[DIRECTIONS FOR THIS TASK]
Go through the listing and return every line with "Cautivo" in it.

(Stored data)
- - - -
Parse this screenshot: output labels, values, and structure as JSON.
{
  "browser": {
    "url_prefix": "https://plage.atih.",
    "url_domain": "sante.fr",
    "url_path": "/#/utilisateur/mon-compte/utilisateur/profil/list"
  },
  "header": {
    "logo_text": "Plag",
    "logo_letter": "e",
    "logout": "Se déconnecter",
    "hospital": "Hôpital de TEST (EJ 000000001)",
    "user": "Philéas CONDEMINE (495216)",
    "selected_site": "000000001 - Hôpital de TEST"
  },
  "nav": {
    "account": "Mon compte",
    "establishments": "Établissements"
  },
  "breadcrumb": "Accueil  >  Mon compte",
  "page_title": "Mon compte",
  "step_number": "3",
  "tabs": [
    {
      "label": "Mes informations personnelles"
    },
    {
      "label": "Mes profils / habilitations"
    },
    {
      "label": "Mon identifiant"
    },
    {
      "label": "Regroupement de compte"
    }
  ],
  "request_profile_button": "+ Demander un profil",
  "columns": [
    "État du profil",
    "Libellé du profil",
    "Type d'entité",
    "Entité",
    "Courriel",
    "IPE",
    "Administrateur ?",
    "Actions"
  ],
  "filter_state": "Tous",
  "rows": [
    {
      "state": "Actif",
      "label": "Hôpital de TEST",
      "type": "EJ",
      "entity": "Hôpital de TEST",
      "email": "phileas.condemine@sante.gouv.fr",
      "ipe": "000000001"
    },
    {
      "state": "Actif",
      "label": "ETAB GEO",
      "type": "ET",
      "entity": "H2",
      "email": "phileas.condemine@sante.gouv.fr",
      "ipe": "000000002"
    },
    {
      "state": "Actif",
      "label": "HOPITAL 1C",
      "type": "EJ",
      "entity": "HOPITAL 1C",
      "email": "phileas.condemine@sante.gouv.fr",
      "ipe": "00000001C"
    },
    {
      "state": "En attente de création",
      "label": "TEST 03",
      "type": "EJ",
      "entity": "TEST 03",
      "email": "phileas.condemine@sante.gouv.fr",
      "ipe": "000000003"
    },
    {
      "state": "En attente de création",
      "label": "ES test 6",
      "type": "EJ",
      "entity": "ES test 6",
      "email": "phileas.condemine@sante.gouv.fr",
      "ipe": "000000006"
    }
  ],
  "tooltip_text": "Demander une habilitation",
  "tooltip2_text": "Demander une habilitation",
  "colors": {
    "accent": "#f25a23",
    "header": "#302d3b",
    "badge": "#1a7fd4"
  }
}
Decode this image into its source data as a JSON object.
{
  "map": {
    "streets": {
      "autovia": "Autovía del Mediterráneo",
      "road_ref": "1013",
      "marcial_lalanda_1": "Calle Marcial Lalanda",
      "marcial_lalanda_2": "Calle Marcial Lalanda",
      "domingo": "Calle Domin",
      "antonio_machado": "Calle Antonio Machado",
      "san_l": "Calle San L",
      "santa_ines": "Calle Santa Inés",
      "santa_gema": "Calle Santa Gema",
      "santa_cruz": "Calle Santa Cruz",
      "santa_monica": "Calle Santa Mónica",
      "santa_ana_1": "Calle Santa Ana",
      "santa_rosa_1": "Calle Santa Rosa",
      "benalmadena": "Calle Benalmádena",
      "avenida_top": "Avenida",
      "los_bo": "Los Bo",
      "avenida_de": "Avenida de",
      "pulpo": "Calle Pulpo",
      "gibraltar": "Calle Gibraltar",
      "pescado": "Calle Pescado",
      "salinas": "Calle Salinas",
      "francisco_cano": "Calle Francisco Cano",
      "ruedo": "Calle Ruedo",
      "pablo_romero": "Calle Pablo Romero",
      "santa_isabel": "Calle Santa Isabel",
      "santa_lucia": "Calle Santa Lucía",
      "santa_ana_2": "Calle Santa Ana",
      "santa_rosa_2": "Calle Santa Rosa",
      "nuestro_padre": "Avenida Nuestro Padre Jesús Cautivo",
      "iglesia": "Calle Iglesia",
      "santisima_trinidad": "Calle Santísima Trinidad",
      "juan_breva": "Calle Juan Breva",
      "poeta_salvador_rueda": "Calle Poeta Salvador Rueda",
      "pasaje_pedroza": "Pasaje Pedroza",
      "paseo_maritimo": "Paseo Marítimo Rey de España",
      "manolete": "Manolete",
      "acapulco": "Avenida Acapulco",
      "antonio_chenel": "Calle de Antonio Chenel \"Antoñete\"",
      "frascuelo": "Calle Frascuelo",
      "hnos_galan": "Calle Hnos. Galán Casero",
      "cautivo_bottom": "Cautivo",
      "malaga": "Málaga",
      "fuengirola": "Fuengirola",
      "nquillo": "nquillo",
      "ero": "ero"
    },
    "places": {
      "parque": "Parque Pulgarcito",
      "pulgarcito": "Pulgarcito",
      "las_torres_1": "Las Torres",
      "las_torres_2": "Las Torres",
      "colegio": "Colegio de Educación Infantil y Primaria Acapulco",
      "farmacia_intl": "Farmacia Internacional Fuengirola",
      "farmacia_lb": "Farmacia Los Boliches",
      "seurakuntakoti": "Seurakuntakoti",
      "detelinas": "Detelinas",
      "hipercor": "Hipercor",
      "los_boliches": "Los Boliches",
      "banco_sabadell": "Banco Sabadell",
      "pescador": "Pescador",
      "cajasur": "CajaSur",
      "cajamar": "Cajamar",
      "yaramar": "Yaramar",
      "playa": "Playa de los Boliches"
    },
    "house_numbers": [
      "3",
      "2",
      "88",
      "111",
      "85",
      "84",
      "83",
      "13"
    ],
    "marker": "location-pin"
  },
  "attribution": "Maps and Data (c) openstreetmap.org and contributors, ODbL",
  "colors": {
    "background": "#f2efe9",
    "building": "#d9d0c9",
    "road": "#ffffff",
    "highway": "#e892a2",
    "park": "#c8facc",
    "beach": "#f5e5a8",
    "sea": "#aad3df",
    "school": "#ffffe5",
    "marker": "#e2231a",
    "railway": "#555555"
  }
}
- - - -
[SOLUTION TO THIS EXERCISE]
      "nuestro_padre": "Avenida Nuestro Padre Jesús Cautivo",
      "cautivo_bottom": "Cautivo",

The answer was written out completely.